• **Data to process**:
--- BEGIN ---
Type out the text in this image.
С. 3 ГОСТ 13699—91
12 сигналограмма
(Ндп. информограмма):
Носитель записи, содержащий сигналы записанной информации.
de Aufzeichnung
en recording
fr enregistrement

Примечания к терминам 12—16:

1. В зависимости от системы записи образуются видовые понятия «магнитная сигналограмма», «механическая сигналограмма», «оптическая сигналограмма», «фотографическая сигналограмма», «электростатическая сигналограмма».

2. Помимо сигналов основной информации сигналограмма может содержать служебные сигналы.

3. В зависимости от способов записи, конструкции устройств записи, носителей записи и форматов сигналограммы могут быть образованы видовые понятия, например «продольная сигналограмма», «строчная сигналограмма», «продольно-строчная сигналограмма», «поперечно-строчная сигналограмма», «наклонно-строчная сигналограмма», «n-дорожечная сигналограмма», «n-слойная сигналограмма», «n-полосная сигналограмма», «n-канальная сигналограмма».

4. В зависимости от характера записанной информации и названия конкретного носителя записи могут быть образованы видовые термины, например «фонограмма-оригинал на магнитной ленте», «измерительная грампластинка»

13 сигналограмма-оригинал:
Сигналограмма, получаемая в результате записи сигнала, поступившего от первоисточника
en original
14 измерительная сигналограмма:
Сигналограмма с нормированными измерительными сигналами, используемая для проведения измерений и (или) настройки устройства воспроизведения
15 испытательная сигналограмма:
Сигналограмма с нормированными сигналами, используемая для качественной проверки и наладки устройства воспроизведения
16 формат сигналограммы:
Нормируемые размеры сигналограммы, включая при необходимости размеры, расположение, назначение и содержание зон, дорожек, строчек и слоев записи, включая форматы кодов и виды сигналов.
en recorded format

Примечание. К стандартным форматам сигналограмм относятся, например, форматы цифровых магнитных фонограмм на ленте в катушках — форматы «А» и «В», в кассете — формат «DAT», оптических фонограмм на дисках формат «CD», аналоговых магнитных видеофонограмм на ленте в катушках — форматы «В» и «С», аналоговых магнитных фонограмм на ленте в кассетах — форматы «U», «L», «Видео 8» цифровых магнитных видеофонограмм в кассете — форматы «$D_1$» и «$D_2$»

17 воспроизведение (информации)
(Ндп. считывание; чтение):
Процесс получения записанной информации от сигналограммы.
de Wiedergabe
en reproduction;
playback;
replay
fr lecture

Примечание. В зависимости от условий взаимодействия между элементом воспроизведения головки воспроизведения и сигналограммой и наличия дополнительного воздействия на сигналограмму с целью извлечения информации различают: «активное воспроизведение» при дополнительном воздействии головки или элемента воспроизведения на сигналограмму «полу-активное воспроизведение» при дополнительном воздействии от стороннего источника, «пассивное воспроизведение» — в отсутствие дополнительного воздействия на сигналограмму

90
--- END ---
--- BEGIN ---
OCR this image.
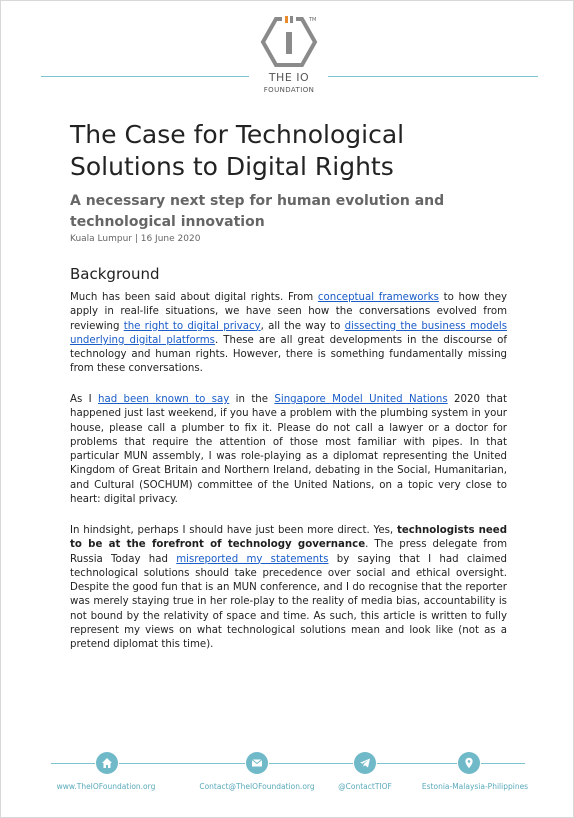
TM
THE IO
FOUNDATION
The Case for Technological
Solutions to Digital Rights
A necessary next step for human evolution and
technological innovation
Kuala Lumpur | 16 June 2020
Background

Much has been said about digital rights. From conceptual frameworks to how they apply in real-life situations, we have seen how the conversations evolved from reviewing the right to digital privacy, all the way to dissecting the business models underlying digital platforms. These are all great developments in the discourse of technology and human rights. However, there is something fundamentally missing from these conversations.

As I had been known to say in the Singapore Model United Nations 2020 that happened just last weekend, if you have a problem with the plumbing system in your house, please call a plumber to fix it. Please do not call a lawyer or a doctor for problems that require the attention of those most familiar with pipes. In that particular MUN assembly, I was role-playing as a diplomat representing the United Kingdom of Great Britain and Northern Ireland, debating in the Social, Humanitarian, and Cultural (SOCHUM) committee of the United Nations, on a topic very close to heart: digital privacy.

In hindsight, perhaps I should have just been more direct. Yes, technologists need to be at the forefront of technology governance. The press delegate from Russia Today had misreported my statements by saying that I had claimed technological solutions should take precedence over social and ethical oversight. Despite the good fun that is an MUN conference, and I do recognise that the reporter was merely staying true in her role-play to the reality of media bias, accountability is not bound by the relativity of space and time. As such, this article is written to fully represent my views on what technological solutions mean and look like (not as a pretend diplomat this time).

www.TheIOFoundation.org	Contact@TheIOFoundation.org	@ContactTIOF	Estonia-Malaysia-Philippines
--- END ---
• **Requirement**:
Lines in the records that hold the word "image" are to be counted; give only the total.

• **Result of the task**:
2